GIVEN TASK: Copy the listing below word for word, starting at its first line and ending at the line that contains "426, 413, 434]", with both of those lines included.

((

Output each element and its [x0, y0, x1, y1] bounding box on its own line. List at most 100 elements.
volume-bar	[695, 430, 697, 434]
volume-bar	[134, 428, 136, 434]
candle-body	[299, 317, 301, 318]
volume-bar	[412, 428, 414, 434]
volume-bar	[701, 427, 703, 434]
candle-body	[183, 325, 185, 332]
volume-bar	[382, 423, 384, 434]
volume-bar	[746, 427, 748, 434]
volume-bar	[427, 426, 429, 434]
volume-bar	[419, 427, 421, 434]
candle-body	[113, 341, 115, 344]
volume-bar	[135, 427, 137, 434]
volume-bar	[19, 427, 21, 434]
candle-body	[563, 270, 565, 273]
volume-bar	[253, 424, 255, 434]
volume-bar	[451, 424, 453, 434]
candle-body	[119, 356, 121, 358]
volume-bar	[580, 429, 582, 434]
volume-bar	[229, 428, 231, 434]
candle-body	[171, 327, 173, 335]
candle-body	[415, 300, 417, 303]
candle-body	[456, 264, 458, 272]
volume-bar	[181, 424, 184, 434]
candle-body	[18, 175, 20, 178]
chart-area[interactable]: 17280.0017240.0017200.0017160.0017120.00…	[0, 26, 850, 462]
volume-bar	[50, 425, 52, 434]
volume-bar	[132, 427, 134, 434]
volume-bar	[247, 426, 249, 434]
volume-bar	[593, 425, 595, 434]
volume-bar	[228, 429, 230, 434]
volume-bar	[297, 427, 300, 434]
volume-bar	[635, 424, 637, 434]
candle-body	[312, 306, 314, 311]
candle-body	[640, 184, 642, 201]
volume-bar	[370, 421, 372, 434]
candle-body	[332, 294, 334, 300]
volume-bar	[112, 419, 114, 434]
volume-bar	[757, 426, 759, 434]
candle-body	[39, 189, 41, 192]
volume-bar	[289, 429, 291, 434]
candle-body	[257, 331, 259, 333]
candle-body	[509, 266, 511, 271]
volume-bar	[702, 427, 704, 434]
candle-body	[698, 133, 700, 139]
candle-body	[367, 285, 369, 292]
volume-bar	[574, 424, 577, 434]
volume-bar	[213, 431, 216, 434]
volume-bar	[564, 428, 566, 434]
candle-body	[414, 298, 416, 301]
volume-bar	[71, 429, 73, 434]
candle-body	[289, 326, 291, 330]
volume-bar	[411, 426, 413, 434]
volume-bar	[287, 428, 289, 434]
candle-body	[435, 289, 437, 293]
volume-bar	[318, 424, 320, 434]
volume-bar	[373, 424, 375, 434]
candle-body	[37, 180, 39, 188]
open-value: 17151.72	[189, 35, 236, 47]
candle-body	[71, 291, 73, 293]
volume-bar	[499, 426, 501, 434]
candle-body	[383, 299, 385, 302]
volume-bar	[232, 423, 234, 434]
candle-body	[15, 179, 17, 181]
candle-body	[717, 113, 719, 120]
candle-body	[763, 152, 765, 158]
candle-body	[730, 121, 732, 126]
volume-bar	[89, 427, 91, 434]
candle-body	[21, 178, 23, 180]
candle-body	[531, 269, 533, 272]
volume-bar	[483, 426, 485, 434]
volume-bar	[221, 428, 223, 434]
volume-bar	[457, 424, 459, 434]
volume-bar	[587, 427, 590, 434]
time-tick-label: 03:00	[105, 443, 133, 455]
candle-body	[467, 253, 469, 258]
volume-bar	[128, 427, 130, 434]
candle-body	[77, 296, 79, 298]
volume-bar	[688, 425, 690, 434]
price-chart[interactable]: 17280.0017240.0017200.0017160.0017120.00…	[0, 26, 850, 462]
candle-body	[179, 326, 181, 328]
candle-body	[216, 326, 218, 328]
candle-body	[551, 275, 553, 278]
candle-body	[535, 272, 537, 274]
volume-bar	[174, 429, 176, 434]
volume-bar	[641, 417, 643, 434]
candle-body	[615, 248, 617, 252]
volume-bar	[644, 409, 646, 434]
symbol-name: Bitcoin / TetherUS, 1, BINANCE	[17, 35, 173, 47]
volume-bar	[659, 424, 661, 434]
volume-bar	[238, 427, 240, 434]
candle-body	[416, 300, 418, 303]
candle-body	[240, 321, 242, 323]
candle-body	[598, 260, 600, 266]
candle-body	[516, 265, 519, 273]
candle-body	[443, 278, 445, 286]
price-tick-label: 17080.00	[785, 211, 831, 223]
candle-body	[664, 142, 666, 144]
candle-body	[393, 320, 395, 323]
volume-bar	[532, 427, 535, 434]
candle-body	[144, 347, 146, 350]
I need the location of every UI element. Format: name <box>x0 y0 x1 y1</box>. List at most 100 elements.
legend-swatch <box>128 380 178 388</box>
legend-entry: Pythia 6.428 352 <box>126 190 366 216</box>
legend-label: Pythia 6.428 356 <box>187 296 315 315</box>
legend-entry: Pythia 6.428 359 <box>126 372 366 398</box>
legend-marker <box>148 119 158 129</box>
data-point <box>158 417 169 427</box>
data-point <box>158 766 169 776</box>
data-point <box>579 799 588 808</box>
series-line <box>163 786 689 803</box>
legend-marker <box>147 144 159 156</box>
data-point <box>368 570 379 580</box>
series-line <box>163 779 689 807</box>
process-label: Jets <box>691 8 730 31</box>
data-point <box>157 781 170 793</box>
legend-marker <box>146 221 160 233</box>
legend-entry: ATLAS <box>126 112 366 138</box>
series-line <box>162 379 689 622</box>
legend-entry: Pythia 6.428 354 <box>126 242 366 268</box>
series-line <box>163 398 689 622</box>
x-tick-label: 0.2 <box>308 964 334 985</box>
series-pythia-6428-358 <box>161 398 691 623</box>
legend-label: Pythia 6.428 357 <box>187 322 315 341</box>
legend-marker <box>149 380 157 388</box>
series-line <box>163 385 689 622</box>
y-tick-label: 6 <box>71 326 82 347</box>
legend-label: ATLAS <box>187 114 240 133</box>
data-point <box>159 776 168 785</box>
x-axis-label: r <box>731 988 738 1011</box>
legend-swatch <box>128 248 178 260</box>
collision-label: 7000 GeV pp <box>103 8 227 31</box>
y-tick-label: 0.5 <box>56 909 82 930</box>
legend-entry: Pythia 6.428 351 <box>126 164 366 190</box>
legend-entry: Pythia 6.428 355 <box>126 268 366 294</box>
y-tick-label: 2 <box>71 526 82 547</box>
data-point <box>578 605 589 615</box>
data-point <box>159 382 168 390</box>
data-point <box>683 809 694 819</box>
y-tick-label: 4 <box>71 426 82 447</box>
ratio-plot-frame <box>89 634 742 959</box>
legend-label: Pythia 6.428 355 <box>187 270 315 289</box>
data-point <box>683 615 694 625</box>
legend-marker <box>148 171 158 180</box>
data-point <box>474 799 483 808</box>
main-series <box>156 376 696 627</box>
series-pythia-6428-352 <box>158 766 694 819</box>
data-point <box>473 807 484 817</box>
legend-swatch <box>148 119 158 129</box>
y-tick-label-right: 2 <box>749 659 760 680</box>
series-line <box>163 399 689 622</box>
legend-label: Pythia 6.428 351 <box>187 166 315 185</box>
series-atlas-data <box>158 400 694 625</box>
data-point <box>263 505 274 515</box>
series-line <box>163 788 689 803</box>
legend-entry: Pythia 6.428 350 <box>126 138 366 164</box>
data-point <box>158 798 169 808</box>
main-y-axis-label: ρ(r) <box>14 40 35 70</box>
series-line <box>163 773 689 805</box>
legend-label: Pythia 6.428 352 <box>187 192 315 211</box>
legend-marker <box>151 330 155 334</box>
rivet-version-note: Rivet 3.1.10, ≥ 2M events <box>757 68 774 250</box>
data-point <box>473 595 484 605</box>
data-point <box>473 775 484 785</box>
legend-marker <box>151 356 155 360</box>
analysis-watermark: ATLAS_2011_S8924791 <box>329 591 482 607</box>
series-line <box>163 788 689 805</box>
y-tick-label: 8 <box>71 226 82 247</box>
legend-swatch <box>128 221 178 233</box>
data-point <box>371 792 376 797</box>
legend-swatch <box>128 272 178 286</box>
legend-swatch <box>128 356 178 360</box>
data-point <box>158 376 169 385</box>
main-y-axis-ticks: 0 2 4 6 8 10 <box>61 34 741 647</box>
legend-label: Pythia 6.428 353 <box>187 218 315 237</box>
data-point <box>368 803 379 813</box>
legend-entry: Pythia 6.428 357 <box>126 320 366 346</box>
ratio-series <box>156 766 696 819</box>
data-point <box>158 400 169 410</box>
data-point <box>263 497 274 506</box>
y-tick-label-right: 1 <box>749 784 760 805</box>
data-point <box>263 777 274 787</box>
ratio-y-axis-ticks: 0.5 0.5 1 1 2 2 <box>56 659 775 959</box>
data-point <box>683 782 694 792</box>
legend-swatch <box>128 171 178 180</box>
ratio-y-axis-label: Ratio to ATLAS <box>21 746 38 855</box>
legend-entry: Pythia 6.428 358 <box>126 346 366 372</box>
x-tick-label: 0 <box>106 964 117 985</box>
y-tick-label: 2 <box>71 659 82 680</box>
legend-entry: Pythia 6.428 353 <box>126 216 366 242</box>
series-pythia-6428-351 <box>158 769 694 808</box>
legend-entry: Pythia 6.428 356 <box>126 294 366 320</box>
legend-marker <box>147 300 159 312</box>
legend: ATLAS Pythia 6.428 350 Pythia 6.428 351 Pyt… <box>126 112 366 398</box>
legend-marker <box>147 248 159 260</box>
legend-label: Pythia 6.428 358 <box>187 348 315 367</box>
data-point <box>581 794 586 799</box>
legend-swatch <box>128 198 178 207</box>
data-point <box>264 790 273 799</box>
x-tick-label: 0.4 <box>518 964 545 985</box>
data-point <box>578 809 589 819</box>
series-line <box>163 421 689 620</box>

))

THE RESULT:
Output each element and its [x0, y0, x1, y1] bounding box on its own line. List at most 100 elements.
volume-bar	[695, 430, 697, 434]
volume-bar	[134, 428, 136, 434]
candle-body	[299, 317, 301, 318]
volume-bar	[412, 428, 414, 434]
volume-bar	[701, 427, 703, 434]
candle-body	[183, 325, 185, 332]
volume-bar	[382, 423, 384, 434]
volume-bar	[746, 427, 748, 434]
volume-bar	[427, 426, 429, 434]
volume-bar	[419, 427, 421, 434]
candle-body	[113, 341, 115, 344]
volume-bar	[135, 427, 137, 434]
volume-bar	[19, 427, 21, 434]
candle-body	[563, 270, 565, 273]
volume-bar	[253, 424, 255, 434]
volume-bar	[451, 424, 453, 434]
candle-body	[119, 356, 121, 358]
volume-bar	[580, 429, 582, 434]
volume-bar	[229, 428, 231, 434]
candle-body	[171, 327, 173, 335]
candle-body	[415, 300, 417, 303]
candle-body	[456, 264, 458, 272]
volume-bar	[181, 424, 184, 434]
candle-body	[18, 175, 20, 178]
chart-area[interactable]: 17280.0017240.0017200.0017160.0017120.00…	[0, 26, 850, 462]
volume-bar	[50, 425, 52, 434]
volume-bar	[132, 427, 134, 434]
volume-bar	[247, 426, 249, 434]
volume-bar	[593, 425, 595, 434]
volume-bar	[228, 429, 230, 434]
volume-bar	[297, 427, 300, 434]
volume-bar	[635, 424, 637, 434]
candle-body	[312, 306, 314, 311]
candle-body	[640, 184, 642, 201]
volume-bar	[370, 421, 372, 434]
candle-body	[332, 294, 334, 300]
volume-bar	[112, 419, 114, 434]
volume-bar	[757, 426, 759, 434]
candle-body	[39, 189, 41, 192]
volume-bar	[289, 429, 291, 434]
candle-body	[257, 331, 259, 333]
candle-body	[509, 266, 511, 271]
volume-bar	[702, 427, 704, 434]
candle-body	[698, 133, 700, 139]
candle-body	[367, 285, 369, 292]
volume-bar	[574, 424, 577, 434]
volume-bar	[213, 431, 216, 434]
volume-bar	[564, 428, 566, 434]
candle-body	[414, 298, 416, 301]
volume-bar	[71, 429, 73, 434]
candle-body	[289, 326, 291, 330]
volume-bar	[411, 426, 413, 434]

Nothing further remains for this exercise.